Excerpted text:
Start of Block

Scheduling Periodic Cleaning in macOS

On most of my machines, I treat the default Downloads folder as a staging area: it’s where things arrive before being filed away wherever they belong. Most files, however, are only useful for a very brief period of time and belong nowhere really. Therefore, the Downloads folders on my systems tend to accumulate all sorts of meaningless gunk, as sorting and taking out the digital trash is precisely the sort of menial task we built computers to avoid having to do. Or, they did before I automated the process of taking out the trash. Here’s how.

Begin by setting up an Automator workflow to do the actual cleaning. You might be tempted to choose a workflow along the lines of “if file creation date is not within…”, but that will – for some reason – exclude files created today. The proper way of doing it is to set up a NOT-AND criterion: if a file is not created today and not created within the last 60 days, move it to Trash as seen below.

Screenshot of an Automator workflow for moving files in Downloads to Trash

The next step is to periodically schedule the Automator workflow using Launchd. If your computer is always on at a given time, you could use Cron, but Launchd has more advanced trigger options, and will also make sure to reschedule your task, should your computer have been off or sleeping at the time when it should have run. In this instance, this is not very important, as the script runs every hour, but if you would – say – clean your Downloads folder every first monday of the month, it suddenly becomes more important. In the script below, the workflow is called when it is first loaded (e.g. on login etc) as well as periodically every hour (on the 0:th minute), which may or may not be excessive for your use case (it probably is for mine).

End of Block

What you will do:
a) List every software tool the macOS cleaning article names for automating or scheduling the cleanup.
b) Continue the macOS cleaning article from the point where it stops.

Recorded data:
Start of Block

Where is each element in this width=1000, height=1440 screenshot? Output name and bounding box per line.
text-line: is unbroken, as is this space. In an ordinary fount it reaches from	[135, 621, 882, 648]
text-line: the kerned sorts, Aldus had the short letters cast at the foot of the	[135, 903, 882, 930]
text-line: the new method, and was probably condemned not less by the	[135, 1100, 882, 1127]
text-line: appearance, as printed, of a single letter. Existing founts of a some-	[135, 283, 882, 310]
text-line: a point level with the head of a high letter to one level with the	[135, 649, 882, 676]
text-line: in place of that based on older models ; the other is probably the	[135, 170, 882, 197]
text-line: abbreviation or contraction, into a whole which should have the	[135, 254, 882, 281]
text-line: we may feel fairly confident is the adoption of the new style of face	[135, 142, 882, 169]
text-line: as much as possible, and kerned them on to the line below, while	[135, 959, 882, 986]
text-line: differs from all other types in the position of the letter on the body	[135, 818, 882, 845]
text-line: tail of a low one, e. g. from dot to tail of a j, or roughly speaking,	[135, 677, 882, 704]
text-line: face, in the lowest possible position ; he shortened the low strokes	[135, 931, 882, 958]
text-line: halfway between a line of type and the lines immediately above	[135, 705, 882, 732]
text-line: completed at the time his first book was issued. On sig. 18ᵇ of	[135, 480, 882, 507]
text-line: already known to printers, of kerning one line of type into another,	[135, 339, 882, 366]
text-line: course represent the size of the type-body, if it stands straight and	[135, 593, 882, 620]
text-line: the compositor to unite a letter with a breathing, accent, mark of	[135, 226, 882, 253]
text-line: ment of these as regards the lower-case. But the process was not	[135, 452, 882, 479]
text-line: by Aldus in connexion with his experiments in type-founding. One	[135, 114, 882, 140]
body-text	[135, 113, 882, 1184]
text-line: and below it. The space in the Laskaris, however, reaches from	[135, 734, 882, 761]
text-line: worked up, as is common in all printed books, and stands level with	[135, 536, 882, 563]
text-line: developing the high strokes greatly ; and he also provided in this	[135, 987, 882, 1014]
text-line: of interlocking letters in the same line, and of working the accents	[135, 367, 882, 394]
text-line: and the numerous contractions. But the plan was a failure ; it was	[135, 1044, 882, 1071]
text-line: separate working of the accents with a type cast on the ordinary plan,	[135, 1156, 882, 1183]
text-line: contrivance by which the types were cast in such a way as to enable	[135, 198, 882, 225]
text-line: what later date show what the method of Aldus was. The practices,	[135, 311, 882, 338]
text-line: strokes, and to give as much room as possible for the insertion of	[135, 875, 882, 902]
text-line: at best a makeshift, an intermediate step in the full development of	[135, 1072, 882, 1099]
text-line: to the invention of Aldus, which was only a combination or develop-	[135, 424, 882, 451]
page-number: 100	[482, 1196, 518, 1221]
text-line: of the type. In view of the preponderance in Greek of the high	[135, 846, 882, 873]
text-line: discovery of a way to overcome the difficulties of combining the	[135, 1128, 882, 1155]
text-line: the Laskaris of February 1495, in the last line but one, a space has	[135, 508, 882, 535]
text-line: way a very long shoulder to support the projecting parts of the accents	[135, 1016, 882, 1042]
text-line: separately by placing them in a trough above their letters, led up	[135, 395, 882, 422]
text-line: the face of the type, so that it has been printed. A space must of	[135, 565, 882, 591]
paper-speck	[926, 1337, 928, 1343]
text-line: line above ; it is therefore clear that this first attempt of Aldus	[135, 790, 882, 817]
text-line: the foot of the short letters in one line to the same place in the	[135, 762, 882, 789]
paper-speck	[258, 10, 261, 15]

End of Block

Your responses:
a) Automator, Launchd, Cron

b)
Change the path to your Automator workflow file below (mine is in ~/Documents and is called clean-downloads.workflow). It may be a good idea to avoid spaces in the file name. Save the Launchd configuration file in ~/Library/LaunchAgents/com.orgname.scriptname.plist (as you can see below, i used org.albin and cleandownloads for organisation name and script/agent name respectively).

Once you are done, you may or may not need to load the script using launchctl load <path-to-script>, e.g. launchctl load ~/Library/LaunchAgents/org.albin.cleandownloads.plist.

If you want to do more in-depth editing of the Launchd script, I’d recommend using LaunchControl. See also this StackOverflow thread on creating Launchd tasks and where to place them. It also contains other ways of scheduling periodic tasks under macOS.

<?xml version="1.0" encoding="UTF-8"?>
<!DOCTYPE plist PUBLIC "-//Apple//DTD PLIST 1.0//EN" "http://www.apple.com/DTDs/PropertyList-1.0.dtd">
<plist version="1.0">
<dict>
	<key>Label</key>
	<string>org.albin.cleandownloads</string>
	<key>ProgramArguments</key>
	<array>
		<string>automator</string>
		<string>/Users/albin/Documents/clean-downloads.workflow</string>
	</array>
	<key>RunAtLoad</key>
	<true/>
	<key>StartCalendarInterval</key>
	<dict>
		<key>Minute</key>
		<integer>0</integer>
	</dict>
</dict>
</plist>

Please note that this script (for security reasons) doesn’t actually delete anything, it just moves them to the Trash. But it pairs excellently with macOS Sierra’s feature for automatically purging Trash of old files!